→ DO THIS
Search the material below for the word "Partner" and copy every line in which it occurs.

→ MATERIAL FOR THE TASK
════════════════

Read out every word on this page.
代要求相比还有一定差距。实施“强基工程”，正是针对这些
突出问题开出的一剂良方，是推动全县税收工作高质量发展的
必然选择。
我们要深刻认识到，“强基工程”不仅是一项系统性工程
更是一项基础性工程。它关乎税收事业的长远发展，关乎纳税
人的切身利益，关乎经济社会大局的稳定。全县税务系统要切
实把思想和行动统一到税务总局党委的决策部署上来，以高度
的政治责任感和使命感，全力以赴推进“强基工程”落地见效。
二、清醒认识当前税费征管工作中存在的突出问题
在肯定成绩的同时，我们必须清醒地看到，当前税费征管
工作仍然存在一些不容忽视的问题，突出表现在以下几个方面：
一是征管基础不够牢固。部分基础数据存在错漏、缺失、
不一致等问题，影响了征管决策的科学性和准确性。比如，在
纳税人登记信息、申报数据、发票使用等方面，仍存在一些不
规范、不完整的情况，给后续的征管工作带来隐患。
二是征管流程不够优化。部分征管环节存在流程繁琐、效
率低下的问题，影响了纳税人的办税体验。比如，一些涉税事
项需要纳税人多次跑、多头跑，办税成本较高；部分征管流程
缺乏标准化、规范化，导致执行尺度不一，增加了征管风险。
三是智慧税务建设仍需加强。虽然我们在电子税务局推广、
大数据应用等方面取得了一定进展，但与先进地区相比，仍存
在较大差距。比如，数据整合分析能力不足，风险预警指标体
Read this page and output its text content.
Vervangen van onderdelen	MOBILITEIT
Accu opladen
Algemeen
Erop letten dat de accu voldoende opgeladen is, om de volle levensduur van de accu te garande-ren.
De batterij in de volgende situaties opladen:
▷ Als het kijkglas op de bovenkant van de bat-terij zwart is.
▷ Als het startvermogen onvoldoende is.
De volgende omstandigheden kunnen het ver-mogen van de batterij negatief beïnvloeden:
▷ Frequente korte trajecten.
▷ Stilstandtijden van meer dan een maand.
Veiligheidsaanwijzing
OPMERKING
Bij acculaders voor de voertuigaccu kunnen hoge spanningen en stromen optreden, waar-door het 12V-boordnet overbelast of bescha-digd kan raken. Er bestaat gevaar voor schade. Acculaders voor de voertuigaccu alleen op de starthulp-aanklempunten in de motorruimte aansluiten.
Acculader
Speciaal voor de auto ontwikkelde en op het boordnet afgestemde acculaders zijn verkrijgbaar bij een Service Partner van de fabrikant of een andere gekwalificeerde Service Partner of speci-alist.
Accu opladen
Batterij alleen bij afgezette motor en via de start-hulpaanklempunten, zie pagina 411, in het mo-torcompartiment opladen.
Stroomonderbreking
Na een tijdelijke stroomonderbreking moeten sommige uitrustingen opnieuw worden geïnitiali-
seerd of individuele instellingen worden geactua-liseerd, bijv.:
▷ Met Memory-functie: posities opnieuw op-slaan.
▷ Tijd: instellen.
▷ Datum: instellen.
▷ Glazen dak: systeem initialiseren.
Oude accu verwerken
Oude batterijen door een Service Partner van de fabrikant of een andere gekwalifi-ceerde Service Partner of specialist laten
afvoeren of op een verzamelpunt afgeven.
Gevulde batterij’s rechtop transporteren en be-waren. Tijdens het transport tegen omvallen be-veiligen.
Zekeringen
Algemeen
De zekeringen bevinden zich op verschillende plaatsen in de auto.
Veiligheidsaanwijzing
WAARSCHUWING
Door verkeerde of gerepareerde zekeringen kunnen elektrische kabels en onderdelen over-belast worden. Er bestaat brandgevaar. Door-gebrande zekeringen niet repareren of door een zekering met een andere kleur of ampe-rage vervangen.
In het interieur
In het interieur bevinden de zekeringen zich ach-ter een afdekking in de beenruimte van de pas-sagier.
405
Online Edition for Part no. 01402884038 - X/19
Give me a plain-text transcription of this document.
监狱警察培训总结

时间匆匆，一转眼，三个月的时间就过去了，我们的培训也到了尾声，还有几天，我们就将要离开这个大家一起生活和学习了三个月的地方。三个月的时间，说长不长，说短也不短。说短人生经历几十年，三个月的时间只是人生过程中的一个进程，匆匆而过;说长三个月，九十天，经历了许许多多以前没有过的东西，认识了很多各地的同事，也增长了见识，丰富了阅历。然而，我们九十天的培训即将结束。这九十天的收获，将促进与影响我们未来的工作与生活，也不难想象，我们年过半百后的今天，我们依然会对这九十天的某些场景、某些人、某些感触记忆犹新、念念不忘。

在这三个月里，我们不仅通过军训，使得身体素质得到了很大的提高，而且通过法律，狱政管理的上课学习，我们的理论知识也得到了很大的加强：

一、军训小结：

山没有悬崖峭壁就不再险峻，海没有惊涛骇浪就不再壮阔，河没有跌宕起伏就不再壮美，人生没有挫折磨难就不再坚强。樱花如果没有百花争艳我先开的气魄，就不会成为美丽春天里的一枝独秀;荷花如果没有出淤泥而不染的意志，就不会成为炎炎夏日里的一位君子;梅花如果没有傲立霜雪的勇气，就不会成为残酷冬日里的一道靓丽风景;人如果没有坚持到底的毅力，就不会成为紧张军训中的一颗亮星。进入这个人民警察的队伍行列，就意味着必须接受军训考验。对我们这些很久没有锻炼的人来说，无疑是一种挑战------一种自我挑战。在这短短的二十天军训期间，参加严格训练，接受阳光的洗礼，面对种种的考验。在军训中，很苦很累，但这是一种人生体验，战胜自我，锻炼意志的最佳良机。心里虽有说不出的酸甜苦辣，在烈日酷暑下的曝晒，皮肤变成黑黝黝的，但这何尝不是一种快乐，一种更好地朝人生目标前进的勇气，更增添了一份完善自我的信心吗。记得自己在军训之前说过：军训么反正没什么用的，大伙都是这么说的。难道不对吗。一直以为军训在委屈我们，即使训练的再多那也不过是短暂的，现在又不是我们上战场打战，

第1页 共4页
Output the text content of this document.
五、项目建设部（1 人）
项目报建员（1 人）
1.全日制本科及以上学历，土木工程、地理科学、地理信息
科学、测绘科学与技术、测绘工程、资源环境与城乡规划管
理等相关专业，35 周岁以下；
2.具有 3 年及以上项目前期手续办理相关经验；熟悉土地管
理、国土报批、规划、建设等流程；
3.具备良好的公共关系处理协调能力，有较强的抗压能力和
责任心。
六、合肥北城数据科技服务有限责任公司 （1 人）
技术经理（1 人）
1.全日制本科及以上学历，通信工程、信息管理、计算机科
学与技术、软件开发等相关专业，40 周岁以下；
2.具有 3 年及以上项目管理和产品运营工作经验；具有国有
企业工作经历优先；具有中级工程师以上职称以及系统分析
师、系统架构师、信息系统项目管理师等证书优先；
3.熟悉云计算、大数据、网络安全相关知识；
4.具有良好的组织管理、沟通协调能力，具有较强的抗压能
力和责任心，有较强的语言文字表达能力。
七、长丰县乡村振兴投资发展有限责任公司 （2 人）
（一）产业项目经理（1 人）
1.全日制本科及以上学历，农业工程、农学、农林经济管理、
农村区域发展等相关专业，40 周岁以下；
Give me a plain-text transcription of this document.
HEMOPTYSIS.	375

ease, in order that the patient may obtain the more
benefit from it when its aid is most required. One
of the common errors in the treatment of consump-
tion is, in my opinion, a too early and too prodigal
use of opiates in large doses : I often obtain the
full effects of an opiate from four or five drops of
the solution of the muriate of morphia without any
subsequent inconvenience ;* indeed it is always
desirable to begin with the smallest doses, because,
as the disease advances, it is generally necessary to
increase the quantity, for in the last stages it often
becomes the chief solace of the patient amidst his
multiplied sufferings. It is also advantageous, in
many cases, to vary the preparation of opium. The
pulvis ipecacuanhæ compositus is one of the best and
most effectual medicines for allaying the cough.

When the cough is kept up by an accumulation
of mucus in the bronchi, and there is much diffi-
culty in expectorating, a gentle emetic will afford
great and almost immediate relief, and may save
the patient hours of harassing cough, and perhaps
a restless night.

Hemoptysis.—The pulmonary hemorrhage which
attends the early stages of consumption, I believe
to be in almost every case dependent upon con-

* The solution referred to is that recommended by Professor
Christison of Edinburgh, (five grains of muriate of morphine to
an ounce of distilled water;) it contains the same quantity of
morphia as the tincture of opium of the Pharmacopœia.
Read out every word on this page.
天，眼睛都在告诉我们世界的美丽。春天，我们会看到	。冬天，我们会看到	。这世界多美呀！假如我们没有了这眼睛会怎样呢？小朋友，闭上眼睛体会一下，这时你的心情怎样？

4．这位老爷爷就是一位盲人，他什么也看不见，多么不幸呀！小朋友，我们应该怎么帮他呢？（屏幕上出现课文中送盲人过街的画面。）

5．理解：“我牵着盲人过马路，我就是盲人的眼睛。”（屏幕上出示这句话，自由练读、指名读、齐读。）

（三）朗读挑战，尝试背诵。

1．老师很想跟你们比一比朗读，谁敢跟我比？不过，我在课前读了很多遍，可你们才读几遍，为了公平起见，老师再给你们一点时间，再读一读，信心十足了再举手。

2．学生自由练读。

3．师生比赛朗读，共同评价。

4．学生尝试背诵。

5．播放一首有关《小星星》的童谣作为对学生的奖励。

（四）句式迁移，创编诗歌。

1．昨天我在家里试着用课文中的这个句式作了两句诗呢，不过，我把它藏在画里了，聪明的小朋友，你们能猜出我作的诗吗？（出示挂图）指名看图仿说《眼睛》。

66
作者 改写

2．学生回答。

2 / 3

════════════════

→ RESULT OF THE EXERCISE
Speciaal voor de auto ontwikkelde en op het boordnet afgestemde acculaders zijn verkrijgbaar bij een Service Partner van de fabrikant of een andere gekwalificeerde Service Partner of speci-alist.
Oude batterijen door een Service Partner van de fabrikant of een andere gekwalifi-ceerde Service Partner of specialist laten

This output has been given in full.